**PROBLEM TO SOLVE:**
Within the listing below, locate all lines containing the word "자연환경에서". Copy each one.

**RECORD LIST:**
<<<<

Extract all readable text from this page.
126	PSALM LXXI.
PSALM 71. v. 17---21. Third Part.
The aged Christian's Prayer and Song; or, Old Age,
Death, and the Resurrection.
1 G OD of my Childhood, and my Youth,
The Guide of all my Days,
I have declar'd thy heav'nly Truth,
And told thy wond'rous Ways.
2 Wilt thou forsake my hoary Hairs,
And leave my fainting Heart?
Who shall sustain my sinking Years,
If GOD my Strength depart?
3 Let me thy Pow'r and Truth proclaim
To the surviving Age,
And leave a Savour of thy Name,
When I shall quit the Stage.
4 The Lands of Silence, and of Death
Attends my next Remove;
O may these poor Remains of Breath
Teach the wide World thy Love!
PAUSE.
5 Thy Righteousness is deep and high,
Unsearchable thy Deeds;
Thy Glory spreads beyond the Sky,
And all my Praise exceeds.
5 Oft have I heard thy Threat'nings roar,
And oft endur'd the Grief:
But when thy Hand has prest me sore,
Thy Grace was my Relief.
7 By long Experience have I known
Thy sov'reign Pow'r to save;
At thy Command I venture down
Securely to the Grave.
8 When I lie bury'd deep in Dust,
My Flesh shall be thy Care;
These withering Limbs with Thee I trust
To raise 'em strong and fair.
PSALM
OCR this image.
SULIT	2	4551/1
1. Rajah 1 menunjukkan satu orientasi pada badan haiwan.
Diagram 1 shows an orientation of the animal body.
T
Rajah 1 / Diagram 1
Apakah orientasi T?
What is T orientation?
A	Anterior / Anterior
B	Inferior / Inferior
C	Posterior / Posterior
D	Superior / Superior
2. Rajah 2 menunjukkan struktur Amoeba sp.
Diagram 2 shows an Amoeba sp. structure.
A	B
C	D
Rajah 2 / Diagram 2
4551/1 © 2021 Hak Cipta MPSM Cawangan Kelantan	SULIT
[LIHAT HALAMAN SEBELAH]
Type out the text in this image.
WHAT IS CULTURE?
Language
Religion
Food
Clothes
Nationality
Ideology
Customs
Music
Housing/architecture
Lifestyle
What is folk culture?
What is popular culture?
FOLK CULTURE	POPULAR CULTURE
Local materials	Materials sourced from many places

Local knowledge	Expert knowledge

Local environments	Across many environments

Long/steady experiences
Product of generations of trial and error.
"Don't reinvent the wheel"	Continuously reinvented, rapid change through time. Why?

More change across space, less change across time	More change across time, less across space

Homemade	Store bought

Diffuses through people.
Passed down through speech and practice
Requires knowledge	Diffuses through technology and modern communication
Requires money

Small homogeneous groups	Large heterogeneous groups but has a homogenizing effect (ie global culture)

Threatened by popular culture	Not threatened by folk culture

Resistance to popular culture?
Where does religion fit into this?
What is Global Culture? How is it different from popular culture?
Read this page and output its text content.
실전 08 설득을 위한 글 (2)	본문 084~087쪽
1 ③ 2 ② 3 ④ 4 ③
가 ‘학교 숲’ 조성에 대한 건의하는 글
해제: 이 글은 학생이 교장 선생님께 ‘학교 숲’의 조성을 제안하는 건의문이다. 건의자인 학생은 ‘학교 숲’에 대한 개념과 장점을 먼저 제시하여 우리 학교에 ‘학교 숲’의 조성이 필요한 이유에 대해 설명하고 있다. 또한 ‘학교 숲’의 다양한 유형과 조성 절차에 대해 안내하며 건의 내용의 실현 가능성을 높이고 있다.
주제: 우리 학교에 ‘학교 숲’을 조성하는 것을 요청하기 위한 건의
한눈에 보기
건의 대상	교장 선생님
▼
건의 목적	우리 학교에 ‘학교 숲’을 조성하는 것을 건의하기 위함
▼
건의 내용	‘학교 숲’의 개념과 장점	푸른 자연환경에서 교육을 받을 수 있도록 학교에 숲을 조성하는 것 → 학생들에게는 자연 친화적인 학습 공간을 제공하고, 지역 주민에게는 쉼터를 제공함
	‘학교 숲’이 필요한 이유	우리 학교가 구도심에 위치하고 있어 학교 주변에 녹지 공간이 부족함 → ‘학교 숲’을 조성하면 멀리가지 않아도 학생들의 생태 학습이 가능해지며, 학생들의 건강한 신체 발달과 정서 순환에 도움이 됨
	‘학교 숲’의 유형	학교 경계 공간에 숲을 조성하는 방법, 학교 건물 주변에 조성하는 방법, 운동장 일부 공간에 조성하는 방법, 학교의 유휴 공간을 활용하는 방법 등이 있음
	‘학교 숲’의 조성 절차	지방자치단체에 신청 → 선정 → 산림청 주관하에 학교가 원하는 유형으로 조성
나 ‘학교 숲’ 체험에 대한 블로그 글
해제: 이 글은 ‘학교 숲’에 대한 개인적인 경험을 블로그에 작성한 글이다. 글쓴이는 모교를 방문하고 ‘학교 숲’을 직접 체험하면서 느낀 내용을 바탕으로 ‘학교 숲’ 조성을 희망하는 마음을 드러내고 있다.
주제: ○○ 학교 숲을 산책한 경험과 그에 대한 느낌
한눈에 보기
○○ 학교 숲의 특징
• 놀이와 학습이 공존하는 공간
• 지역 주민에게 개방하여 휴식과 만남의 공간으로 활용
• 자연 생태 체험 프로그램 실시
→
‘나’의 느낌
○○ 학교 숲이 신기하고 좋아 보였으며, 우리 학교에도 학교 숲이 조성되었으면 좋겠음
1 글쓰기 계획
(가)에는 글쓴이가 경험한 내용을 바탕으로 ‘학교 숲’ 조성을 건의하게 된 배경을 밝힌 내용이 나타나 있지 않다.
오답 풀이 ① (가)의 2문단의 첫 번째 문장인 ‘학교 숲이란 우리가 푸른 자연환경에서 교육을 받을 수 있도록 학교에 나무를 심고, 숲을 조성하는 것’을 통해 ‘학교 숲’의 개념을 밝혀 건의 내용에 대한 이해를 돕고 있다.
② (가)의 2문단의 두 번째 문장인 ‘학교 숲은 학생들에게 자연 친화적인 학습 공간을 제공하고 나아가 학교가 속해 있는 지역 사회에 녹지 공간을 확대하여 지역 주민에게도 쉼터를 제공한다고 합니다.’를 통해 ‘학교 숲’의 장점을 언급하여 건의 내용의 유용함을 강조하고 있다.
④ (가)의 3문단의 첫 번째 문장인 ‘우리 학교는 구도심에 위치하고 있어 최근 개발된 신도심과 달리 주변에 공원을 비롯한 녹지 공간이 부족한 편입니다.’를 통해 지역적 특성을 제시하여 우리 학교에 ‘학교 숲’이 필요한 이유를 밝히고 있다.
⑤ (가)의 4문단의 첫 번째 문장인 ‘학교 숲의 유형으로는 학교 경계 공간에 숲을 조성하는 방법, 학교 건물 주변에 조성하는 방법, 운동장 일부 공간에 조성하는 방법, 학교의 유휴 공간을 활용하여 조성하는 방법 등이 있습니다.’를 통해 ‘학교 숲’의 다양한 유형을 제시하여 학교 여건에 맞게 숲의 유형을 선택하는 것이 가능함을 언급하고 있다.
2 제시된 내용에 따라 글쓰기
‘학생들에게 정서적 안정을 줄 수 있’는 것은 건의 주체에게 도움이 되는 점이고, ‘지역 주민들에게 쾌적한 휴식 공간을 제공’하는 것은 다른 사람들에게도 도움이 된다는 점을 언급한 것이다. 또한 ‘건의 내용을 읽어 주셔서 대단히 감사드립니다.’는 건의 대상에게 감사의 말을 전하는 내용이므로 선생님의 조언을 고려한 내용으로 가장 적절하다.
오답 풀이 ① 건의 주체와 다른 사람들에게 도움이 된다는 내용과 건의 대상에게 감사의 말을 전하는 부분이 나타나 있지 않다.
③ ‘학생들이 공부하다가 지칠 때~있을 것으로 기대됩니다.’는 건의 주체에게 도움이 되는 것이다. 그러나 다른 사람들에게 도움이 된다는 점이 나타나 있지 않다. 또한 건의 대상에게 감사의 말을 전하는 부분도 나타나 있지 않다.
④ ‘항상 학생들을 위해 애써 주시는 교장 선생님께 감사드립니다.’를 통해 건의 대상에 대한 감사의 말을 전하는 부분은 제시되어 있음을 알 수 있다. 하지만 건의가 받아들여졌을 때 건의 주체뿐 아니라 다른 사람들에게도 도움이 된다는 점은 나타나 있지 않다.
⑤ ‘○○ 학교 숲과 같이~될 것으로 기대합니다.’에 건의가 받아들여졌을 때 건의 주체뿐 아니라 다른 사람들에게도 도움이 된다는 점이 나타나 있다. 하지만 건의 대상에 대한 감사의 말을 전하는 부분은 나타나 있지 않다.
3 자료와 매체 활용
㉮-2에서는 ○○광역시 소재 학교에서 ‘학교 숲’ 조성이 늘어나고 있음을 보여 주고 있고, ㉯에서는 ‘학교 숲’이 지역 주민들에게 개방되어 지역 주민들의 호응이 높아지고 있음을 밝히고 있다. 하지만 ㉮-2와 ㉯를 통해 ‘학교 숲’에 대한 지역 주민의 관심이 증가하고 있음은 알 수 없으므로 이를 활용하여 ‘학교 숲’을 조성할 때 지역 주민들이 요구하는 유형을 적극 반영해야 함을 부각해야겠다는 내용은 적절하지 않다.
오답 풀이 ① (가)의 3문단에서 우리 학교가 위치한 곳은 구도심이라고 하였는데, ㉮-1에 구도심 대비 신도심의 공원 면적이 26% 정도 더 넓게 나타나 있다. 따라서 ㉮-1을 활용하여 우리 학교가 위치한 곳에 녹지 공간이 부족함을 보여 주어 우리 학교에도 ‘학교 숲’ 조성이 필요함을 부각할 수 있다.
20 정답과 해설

>>>>

**EXERCISE RESPONSE:**
건의 내용	‘학교 숲’의 개념과 장점	푸른 자연환경에서 교육을 받을 수 있도록 학교에 숲을 조성하는 것 → 학생들에게는 자연 친화적인 학습 공간을 제공하고, 지역 주민에게는 쉼터를 제공함
오답 풀이 ① (가)의 2문단의 첫 번째 문장인 ‘학교 숲이란 우리가 푸른 자연환경에서 교육을 받을 수 있도록 학교에 나무를 심고, 숲을 조성하는 것’을 통해 ‘학교 숲’의 개념을 밝혀 건의 내용에 대한 이해를 돕고 있다.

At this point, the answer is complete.